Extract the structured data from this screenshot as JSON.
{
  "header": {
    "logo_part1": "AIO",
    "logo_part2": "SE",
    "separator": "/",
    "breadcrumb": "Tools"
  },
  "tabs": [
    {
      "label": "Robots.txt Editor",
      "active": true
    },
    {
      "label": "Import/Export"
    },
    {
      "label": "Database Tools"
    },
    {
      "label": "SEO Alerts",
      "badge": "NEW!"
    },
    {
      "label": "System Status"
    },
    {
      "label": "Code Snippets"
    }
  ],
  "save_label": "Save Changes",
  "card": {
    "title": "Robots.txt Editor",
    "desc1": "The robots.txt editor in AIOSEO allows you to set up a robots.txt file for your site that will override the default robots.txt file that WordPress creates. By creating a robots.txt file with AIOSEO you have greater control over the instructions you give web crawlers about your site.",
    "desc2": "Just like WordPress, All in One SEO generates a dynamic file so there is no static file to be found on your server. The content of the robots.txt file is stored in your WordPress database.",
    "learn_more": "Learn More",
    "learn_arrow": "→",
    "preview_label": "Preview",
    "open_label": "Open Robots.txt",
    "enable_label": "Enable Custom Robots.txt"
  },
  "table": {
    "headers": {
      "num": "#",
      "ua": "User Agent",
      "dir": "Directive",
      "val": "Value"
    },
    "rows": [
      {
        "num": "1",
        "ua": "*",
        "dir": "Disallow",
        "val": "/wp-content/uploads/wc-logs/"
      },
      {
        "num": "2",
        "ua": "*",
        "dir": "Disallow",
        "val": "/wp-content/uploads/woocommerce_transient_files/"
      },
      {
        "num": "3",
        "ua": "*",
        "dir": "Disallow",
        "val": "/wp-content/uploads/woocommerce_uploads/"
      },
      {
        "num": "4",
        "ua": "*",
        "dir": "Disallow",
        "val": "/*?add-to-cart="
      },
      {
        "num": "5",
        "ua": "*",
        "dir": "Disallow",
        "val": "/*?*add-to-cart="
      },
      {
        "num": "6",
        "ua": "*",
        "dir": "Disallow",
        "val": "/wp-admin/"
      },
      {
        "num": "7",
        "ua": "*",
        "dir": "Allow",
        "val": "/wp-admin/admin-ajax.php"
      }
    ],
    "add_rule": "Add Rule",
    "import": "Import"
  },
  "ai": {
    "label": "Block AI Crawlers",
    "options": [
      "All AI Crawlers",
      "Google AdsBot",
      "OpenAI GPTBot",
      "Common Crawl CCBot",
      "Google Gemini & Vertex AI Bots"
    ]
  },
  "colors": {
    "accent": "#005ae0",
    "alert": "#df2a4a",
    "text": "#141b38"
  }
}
-------------------------
What the task asks
Copy out the whole listing exactly.

Response to this exercise
Extract the structured data from this screenshot as JSON.
{
  "header": {
    "logo_part1": "AIO",
    "logo_part2": "SE",
    "separator": "/",
    "breadcrumb": "Tools"
  },
  "tabs": [
    {
      "label": "Robots.txt Editor",
      "active": true
    },
    {
      "label": "Import/Export"
    },
    {
      "label": "Database Tools"
    },
    {
      "label": "SEO Alerts",
      "badge": "NEW!"
    },
    {
      "label": "System Status"
    },
    {
      "label": "Code Snippets"
    }
  ],
  "save_label": "Save Changes",
  "card": {
    "title": "Robots.txt Editor",
    "desc1": "The robots.txt editor in AIOSEO allows you to set up a robots.txt file for your site that will override the default robots.txt file that WordPress creates. By creating a robots.txt file with AIOSEO you have greater control over the instructions you give web crawlers about your site.",
    "desc2": "Just like WordPress, All in One SEO generates a dynamic file so there is no static file to be found on your server. The content of the robots.txt file is stored in your WordPress database.",
    "learn_more": "Learn More",
    "learn_arrow": "→",
    "preview_label": "Preview",
    "open_label": "Open Robots.txt",
    "enable_label": "Enable Custom Robots.txt"
  },
  "table": {
    "headers": {
      "num": "#",
      "ua": "User Agent",
      "dir": "Directive",
      "val": "Value"
    },
    "rows": [
      {
        "num": "1",
        "ua": "*",
        "dir": "Disallow",
        "val": "/wp-content/uploads/wc-logs/"
      },
      {
        "num": "2",
        "ua": "*",
        "dir": "Disallow",
        "val": "/wp-content/uploads/woocommerce_transient_files/"
      },
      {
        "num": "3",
        "ua": "*",
        "dir": "Disallow",
        "val": "/wp-content/uploads/woocommerce_uploads/"
      },
      {
        "num": "4",
        "ua": "*",
        "dir": "Disallow",
        "val": "/*?add-to-cart="
      },
      {
        "num": "5",
        "ua": "*",
        "dir": "Disallow",
        "val": "/*?*add-to-cart="
      },
      {
        "num": "6",
        "ua": "*",
        "dir": "Disallow",
        "val": "/wp-admin/"
      },
      {
        "num": "7",
        "ua": "*",
        "dir": "Allow",
        "val": "/wp-admin/admin-ajax.php"
      }
    ],
    "add_rule": "Add Rule",
    "import": "Import"
  },
  "ai": {
    "label": "Block AI Crawlers",
    "options": [
      "All AI Crawlers",
      "Google AdsBot",
      "OpenAI GPTBot",
      "Common Crawl CCBot",
      "Google Gemini & Vertex AI Bots"
    ]
  },
  "colors": {
    "accent": "#005ae0",
    "alert": "#df2a4a",
    "text": "#141b38"
  }
}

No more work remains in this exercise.